- Stored records:
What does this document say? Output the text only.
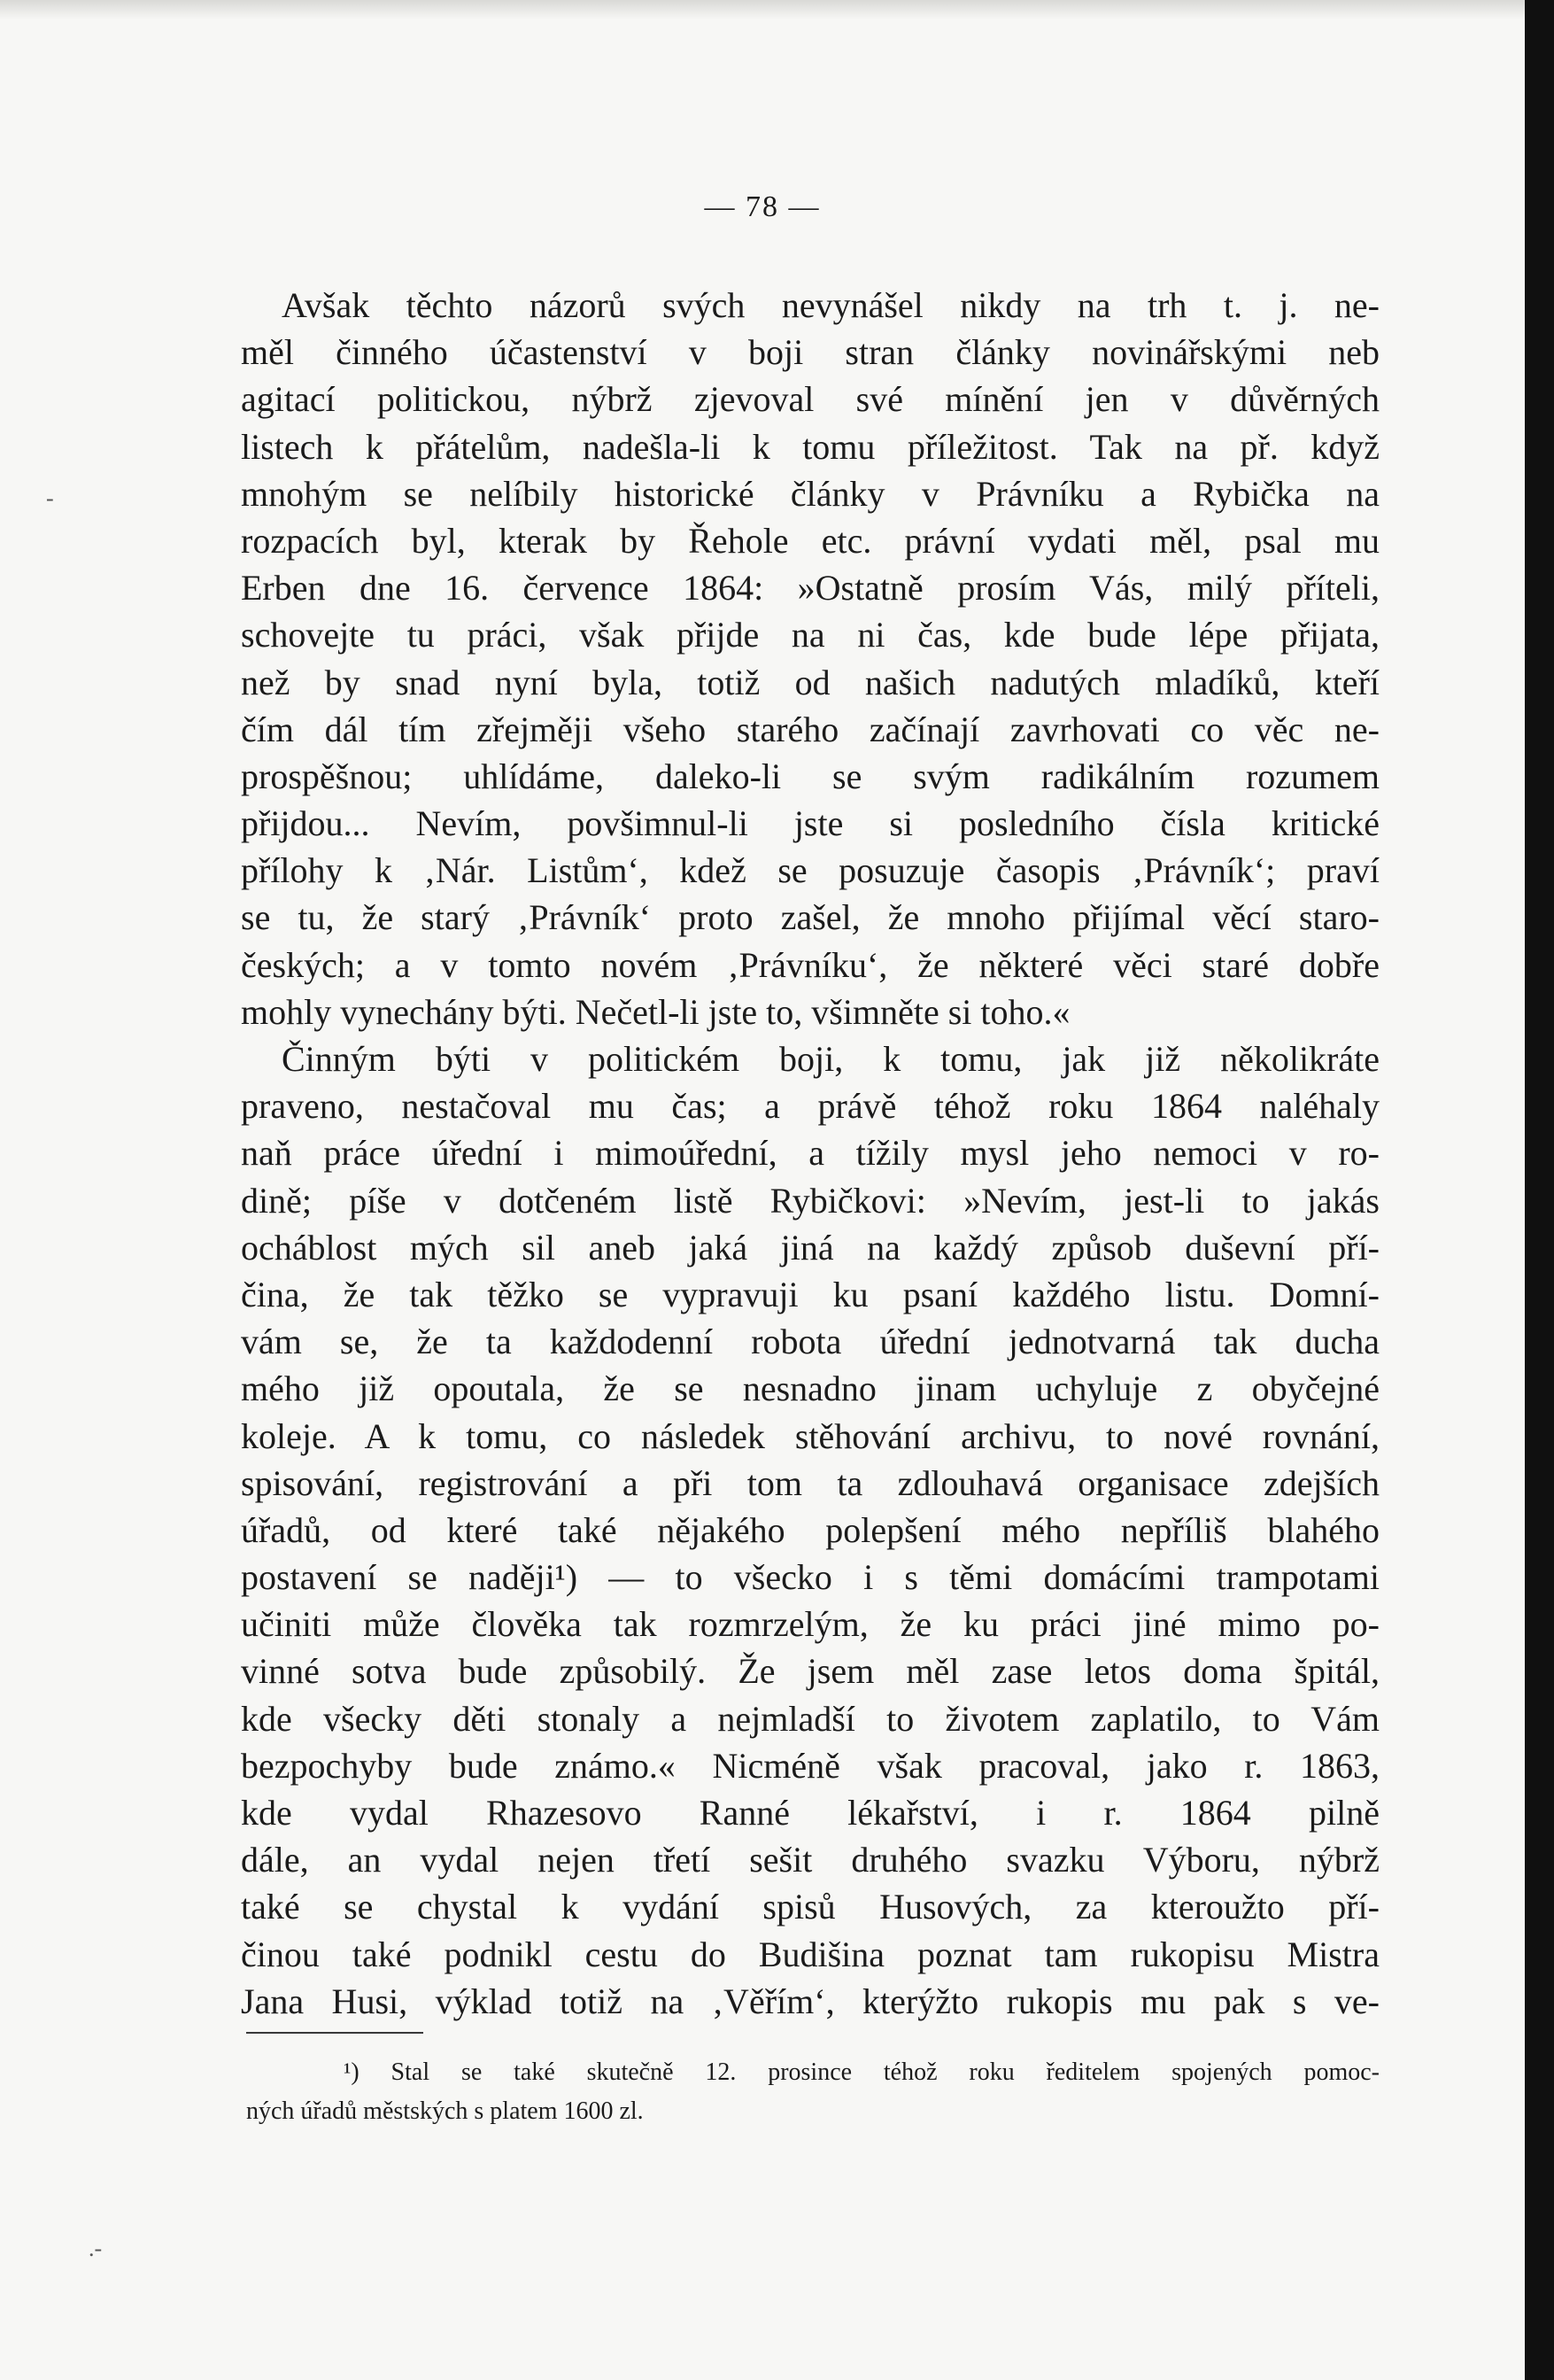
— 78 —
Avšak těchto názorů svých nevynášel nikdy na trh t. j. ne-
měl činného účastenství v boji stran články novinářskými neb
agitací politickou, nýbrž zjevoval své mínění jen v důvěrných
listech k přátelům, nadešla-li k tomu příležitost. Tak na př. když
mnohým se nelíbily historické články v Právníku a Rybička na
rozpacích byl, kterak by Řehole etc. právní vydati měl, psal mu
Erben dne 16. července 1864: »Ostatně prosím Vás, milý příteli,
schovejte tu práci, však přijde na ni čas, kde bude lépe přijata,
než by snad nyní byla, totiž od našich nadutých mladíků, kteří
čím dál tím zřejměji všeho starého začínají zavrhovati co věc ne-
prospěšnou; uhlídáme, daleko-li se svým radikálním rozumem
přijdou... Nevím, povšimnul-li jste si posledního čísla kritické
přílohy k ‚Nár. Listům‘, kdež se posuzuje časopis ‚Právník‘; praví
se tu, že starý ‚Právník‘ proto zašel, že mnoho přijímal věcí staro-
českých; a v tomto novém ‚Právníku‘, že některé věci staré dobře
mohly vynechány býti. Nečetl-li jste to, všimněte si toho.«
Činným býti v politickém boji, k tomu, jak již několikráte
praveno, nestačoval mu čas; a právě téhož roku 1864 naléhaly
naň práce úřední i mimoúřední, a tížily mysl jeho nemoci v ro-
dině; píše v dotčeném listě Rybičkovi: »Nevím, jest-li to jakás
ocháblost mých sil aneb jaká jiná na každý způsob duševní pří-
čina, že tak těžko se vypravuji ku psaní každého listu. Domní-
vám se, že ta každodenní robota úřední jednotvarná tak ducha
mého již opoutala, že se nesnadno jinam uchyluje z obyčejné
koleje. A k tomu, co následek stěhování archivu, to nové rovnání,
spisování, registrování a při tom ta zdlouhavá organisace zdejších
úřadů, od které také nějakého polepšení mého nepříliš blahého
postavení se naději¹) — to všecko i s těmi domácími trampotami
učiniti může člověka tak rozmrzelým, že ku práci jiné mimo po-
vinné sotva bude způsobilý. Že jsem měl zase letos doma špitál,
kde všecky děti stonaly a nejmladší to životem zaplatilo, to Vám
bezpochyby bude známo.« Nicméně však pracoval, jako r. 1863,
kde vydal Rhazesovo Ranné lékařství, i r. 1864 pilně
dále, an vydal nejen třetí sešit druhého svazku Výboru, nýbrž
také se chystal k vydání spisů Husových, za kteroužto pří-
činou také podnikl cestu do Budišina poznat tam rukopisu Mistra
Jana Husi, výklad totiž na ‚Věřím‘, kterýžto rukopis mu pak s ve-
¹) Stal se také skutečně 12. prosince téhož roku ředitelem spojených pomoc-
ných úřadů městských s platem 1600 zl.
-
.-
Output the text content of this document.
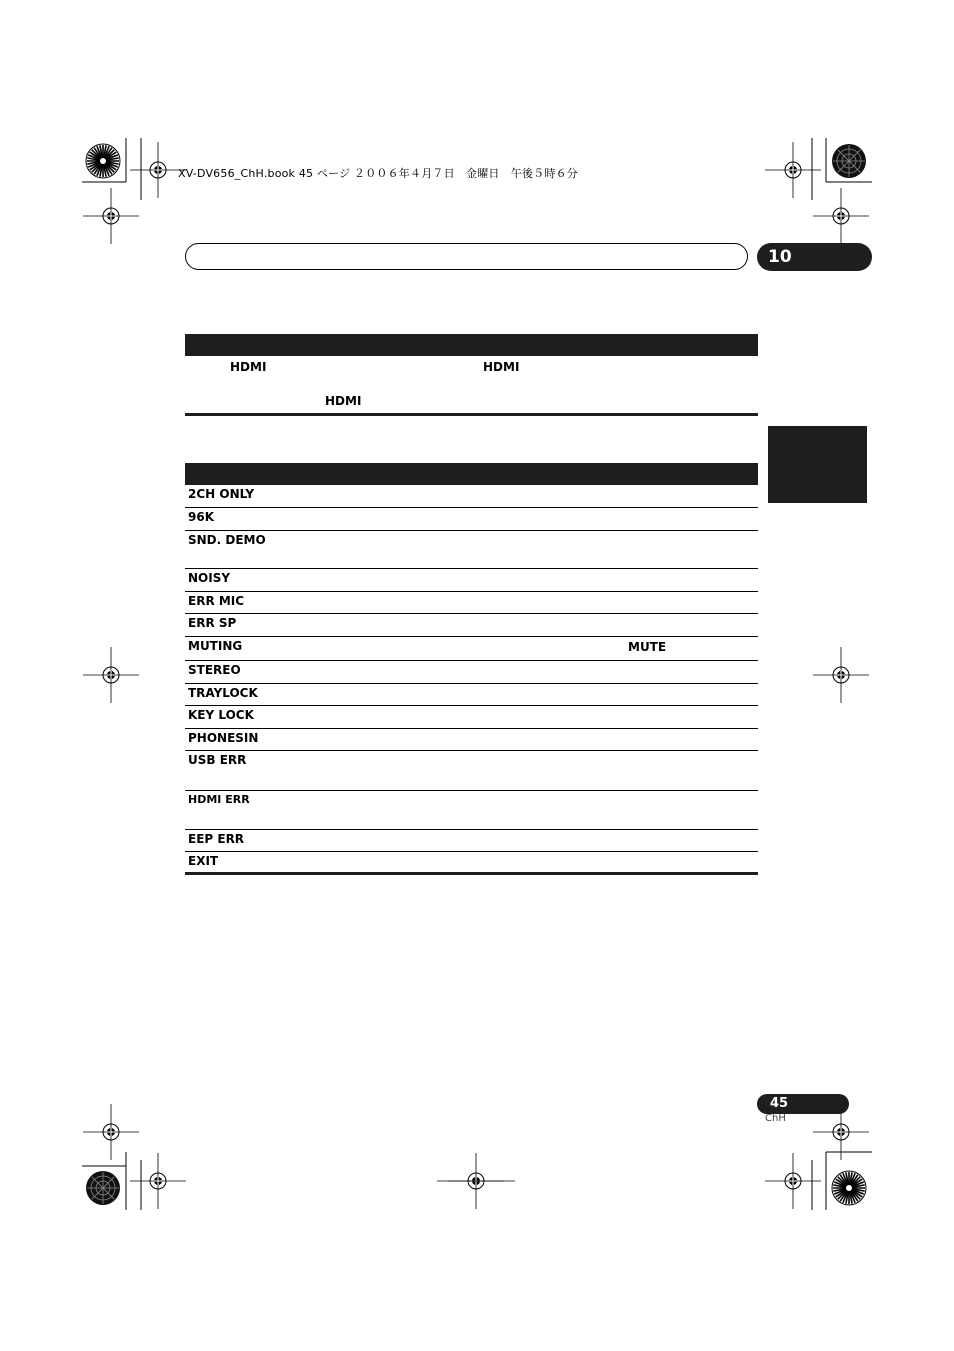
XV-DV656_ChH.book 45 ページ ２００６年４月７日　金曜日　午後５時６分
10
HDMI	HDMI
HDMI
2CH ONLY
96K
SND. DEMO
NOISY
ERR MIC
ERR SP
MUTING	MUTE
STEREO
TRAYLOCK
KEY LOCK
PHONESIN
USB ERR
HDMI ERR
EEP ERR
EXIT
45
ChH
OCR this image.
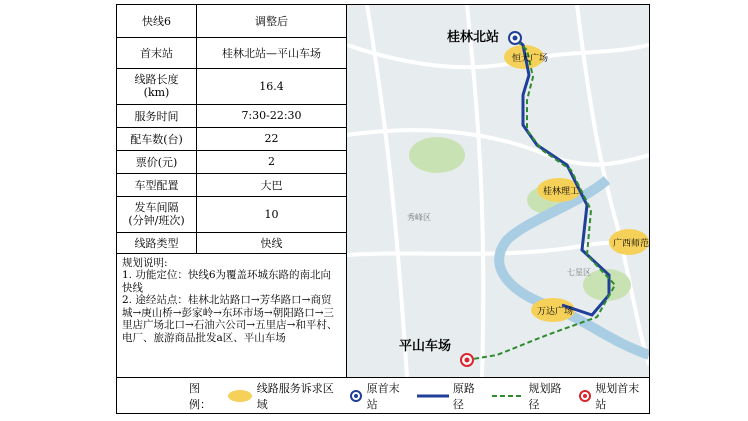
快线6	调整后
首末站	桂林北站—平山车场
线路长度
(km)	16.4
服务时间	7:30-22:30
配车数(台)	22
票价(元)	2
车型配置	大巴
发车间隔
(分钟/班次)	10
线路类型	快线
规划说明:
1. 功能定位：快线6为覆盖环城东路的南北向快线
2. 途经站点：桂林北站路口→芳华路口→商贸城→庚山桥→彭家岭→东环市场→朝阳路口→三里店广场北口→石油六公司→五里店→和平村、电厂、旅游商品批发a区、平山车场
桂林北站
平山车场
恒大广场
桂林理工
广西师范
万达广场
秀峰区
七星区
图例：
线路服务诉求区域
原首末站
原路径
规划路径
规划首末站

- WHAT IS ASKED:
Select all lines with the word "Právníku" from the entries above.

- RESULT BELOW:
mnohým se nelíbily historické články v Právníku a Rybička na
českých; a v tomto novém ‚Právníku‘, že některé věci staré dobře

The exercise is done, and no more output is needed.